■ **OBJECTIVE**: Print every line of the items below word for word, omitting the pictures.

(Collected data entries)

--- --- ---

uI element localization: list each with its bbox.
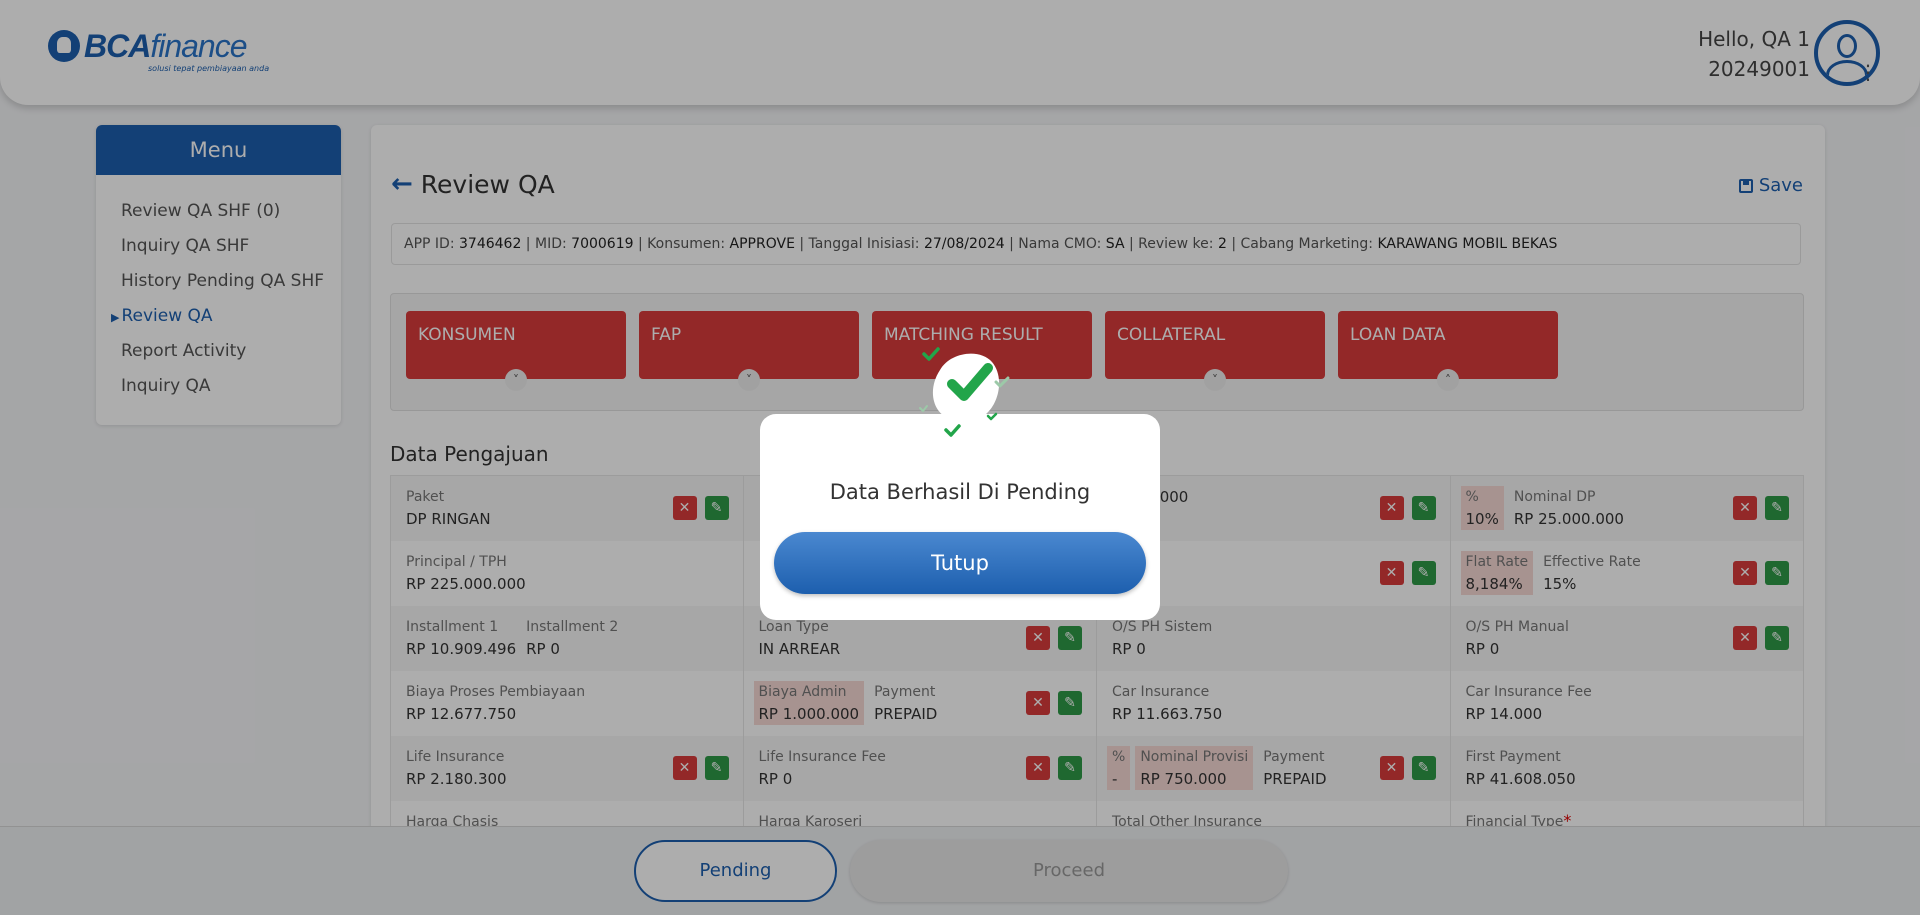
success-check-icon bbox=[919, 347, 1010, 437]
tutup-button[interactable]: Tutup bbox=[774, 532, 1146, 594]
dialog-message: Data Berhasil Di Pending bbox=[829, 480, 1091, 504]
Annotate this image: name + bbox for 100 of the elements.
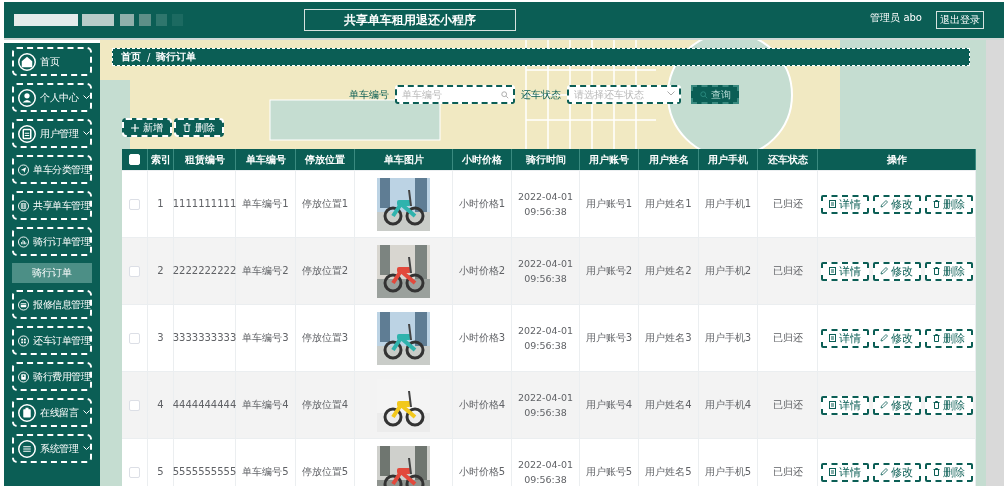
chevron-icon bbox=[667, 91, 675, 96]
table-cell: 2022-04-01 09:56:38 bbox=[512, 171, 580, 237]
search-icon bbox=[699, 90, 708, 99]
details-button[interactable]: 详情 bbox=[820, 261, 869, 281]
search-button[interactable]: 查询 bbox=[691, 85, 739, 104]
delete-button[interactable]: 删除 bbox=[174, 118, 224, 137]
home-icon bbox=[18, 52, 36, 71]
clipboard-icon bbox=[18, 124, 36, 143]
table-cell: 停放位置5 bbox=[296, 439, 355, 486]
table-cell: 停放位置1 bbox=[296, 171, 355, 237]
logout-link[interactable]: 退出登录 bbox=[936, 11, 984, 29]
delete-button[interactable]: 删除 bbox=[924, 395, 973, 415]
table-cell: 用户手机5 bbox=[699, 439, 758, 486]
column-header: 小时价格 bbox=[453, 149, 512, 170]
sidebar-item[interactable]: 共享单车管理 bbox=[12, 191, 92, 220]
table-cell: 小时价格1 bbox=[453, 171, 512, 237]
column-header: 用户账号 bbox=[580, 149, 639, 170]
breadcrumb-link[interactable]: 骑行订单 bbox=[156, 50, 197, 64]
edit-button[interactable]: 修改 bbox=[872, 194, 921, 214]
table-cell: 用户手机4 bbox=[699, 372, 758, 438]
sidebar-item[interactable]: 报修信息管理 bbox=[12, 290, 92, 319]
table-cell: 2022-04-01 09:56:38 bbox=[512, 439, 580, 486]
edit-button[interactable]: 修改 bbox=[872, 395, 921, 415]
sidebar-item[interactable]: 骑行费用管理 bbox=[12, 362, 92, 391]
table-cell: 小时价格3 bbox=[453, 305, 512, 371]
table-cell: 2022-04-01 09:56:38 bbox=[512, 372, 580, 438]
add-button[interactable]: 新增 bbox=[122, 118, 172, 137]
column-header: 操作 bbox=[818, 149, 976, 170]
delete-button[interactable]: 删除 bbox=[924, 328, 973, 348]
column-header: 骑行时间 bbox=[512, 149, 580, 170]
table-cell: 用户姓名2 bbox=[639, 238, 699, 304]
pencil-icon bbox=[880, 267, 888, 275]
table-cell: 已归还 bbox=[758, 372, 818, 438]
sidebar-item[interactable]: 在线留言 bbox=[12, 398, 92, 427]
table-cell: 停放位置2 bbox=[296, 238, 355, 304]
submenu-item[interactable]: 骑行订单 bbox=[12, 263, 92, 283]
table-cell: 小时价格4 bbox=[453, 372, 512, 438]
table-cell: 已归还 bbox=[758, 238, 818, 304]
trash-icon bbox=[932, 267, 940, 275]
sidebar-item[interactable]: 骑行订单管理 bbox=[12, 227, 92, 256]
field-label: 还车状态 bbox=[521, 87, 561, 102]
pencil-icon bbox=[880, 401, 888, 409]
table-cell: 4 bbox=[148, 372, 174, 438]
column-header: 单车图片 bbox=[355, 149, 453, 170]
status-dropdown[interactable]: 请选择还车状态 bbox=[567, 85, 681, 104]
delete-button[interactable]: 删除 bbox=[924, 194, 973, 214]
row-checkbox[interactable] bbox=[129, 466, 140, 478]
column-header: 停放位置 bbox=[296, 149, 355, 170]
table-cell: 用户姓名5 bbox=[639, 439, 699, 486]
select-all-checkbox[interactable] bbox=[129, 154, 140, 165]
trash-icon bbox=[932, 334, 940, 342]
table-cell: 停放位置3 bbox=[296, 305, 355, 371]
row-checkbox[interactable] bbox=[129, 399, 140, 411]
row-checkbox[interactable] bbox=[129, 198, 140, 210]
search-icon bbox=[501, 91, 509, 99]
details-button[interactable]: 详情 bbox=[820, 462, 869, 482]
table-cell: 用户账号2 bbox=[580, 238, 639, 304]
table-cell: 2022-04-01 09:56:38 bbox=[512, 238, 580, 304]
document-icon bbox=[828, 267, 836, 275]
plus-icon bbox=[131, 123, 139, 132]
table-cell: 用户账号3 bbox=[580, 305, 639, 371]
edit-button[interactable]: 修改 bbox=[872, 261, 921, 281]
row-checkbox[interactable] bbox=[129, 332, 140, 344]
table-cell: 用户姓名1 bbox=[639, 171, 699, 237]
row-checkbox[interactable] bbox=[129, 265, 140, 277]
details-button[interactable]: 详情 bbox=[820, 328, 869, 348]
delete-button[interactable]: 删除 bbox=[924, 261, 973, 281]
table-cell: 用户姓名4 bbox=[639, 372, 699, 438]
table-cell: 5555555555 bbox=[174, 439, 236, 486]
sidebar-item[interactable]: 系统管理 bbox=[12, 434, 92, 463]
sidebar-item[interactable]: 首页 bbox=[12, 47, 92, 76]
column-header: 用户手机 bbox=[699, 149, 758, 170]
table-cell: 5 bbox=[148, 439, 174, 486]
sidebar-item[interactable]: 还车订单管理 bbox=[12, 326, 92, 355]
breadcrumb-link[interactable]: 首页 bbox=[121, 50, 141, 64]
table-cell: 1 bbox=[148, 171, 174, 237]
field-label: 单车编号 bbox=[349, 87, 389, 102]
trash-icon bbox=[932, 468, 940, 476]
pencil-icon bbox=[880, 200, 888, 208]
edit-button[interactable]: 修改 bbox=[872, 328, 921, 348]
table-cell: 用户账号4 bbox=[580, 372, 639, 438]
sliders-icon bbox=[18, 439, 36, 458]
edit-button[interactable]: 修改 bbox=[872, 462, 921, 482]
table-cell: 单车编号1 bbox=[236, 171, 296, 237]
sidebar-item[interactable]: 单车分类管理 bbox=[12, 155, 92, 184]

--- --- ---

■ **TASK ANSWER**:
uI element localization: list each with its bbox.
success-check-icon bbox=[919, 347, 1010, 437]
tutup-button[interactable]: Tutup bbox=[774, 532, 1146, 594]
dialog-message: Data Berhasil Di Pending bbox=[829, 480, 1091, 504]
Annotate this image: name + bbox for 100 of the elements.
chevron-icon bbox=[667, 91, 675, 96]
table-cell: 2022-04-01 09:56:38 bbox=[512, 171, 580, 237]
search-icon bbox=[699, 90, 708, 99]
details-button[interactable]: 详情 bbox=[820, 261, 869, 281]
search-button[interactable]: 查询 bbox=[691, 85, 739, 104]
delete-button[interactable]: 删除 bbox=[174, 118, 224, 137]
home-icon bbox=[18, 52, 36, 71]
clipboard-icon bbox=[18, 124, 36, 143]
table-cell: 停放位置5 bbox=[296, 439, 355, 486]
table-cell: 停放位置1 bbox=[296, 171, 355, 237]
logout-link[interactable]: 退出登录 bbox=[936, 11, 984, 29]
delete-button[interactable]: 删除 bbox=[924, 395, 973, 415]
table-cell: 用户手机5 bbox=[699, 439, 758, 486]
column-header: 小时价格 bbox=[453, 149, 512, 170]
sidebar-item[interactable]: 共享单车管理 bbox=[12, 191, 92, 220]
table-cell: 小时价格1 bbox=[453, 171, 512, 237]
column-header: 用户账号 bbox=[580, 149, 639, 170]
breadcrumb-link[interactable]: 骑行订单 bbox=[156, 50, 197, 64]
edit-button[interactable]: 修改 bbox=[872, 194, 921, 214]
table-cell: 用户手机4 bbox=[699, 372, 758, 438]
sidebar-item[interactable]: 报修信息管理 bbox=[12, 290, 92, 319]
table-cell: 2022-04-01 09:56:38 bbox=[512, 439, 580, 486]
edit-button[interactable]: 修改 bbox=[872, 395, 921, 415]
sidebar-item[interactable]: 骑行费用管理 bbox=[12, 362, 92, 391]
table-cell: 小时价格3 bbox=[453, 305, 512, 371]
table-cell: 2022-04-01 09:56:38 bbox=[512, 372, 580, 438]
add-button[interactable]: 新增 bbox=[122, 118, 172, 137]
column-header: 操作 bbox=[818, 149, 976, 170]
delete-button[interactable]: 删除 bbox=[924, 328, 973, 348]
column-header: 骑行时间 bbox=[512, 149, 580, 170]
table-cell: 用户姓名2 bbox=[639, 238, 699, 304]
pencil-icon bbox=[880, 267, 888, 275]
table-cell: 已归还 bbox=[758, 372, 818, 438]
sidebar-item[interactable]: 在线留言 bbox=[12, 398, 92, 427]
table-cell: 停放位置2 bbox=[296, 238, 355, 304]
submenu-item[interactable]: 骑行订单 bbox=[12, 263, 92, 283]
table-cell: 小时价格4 bbox=[453, 372, 512, 438]
table-cell: 已归还 bbox=[758, 238, 818, 304]
trash-icon bbox=[932, 267, 940, 275]
sidebar-item[interactable]: 骑行订单管理 bbox=[12, 227, 92, 256]
field-label: 还车状态 bbox=[521, 87, 561, 102]
pencil-icon bbox=[880, 401, 888, 409]
table-cell: 4 bbox=[148, 372, 174, 438]
column-header: 单车图片 bbox=[355, 149, 453, 170]
status-dropdown[interactable]: 请选择还车状态 bbox=[567, 85, 681, 104]
delete-button[interactable]: 删除 bbox=[924, 194, 973, 214]
row-checkbox[interactable] bbox=[129, 466, 140, 478]
column-header: 停放位置 bbox=[296, 149, 355, 170]
table-cell: 用户姓名5 bbox=[639, 439, 699, 486]
select-all-checkbox[interactable] bbox=[129, 154, 140, 165]
trash-icon bbox=[932, 334, 940, 342]
table-cell: 停放位置3 bbox=[296, 305, 355, 371]
row-checkbox[interactable] bbox=[129, 399, 140, 411]
row-checkbox[interactable] bbox=[129, 198, 140, 210]
search-icon bbox=[501, 91, 509, 99]
details-button[interactable]: 详情 bbox=[820, 462, 869, 482]
table-cell: 用户账号2 bbox=[580, 238, 639, 304]
table-cell: 2022-04-01 09:56:38 bbox=[512, 238, 580, 304]
document-icon bbox=[828, 267, 836, 275]
plus-icon bbox=[131, 123, 139, 132]
table-cell: 用户账号3 bbox=[580, 305, 639, 371]
edit-button[interactable]: 修改 bbox=[872, 261, 921, 281]
row-checkbox[interactable] bbox=[129, 332, 140, 344]
table-cell: 用户姓名1 bbox=[639, 171, 699, 237]
row-checkbox[interactable] bbox=[129, 265, 140, 277]
details-button[interactable]: 详情 bbox=[820, 328, 869, 348]
delete-button[interactable]: 删除 bbox=[924, 261, 973, 281]
table-cell: 用户姓名4 bbox=[639, 372, 699, 438]
table-cell: 5555555555 bbox=[174, 439, 236, 486]
sidebar-item[interactable]: 系统管理 bbox=[12, 434, 92, 463]
sidebar-item[interactable]: 首页 bbox=[12, 47, 92, 76]
column-header: 用户手机 bbox=[699, 149, 758, 170]
table-cell: 5 bbox=[148, 439, 174, 486]
sidebar-item[interactable]: 还车订单管理 bbox=[12, 326, 92, 355]
breadcrumb-link[interactable]: 首页 bbox=[121, 50, 141, 64]
table-cell: 1 bbox=[148, 171, 174, 237]
field-label: 单车编号 bbox=[349, 87, 389, 102]
trash-icon bbox=[932, 468, 940, 476]
pencil-icon bbox=[880, 200, 888, 208]
edit-button[interactable]: 修改 bbox=[872, 328, 921, 348]
table-cell: 用户账号4 bbox=[580, 372, 639, 438]
sliders-icon bbox=[18, 439, 36, 458]
edit-button[interactable]: 修改 bbox=[872, 462, 921, 482]
table-cell: 单车编号1 bbox=[236, 171, 296, 237]
sidebar-item[interactable]: 单车分类管理 bbox=[12, 155, 92, 184]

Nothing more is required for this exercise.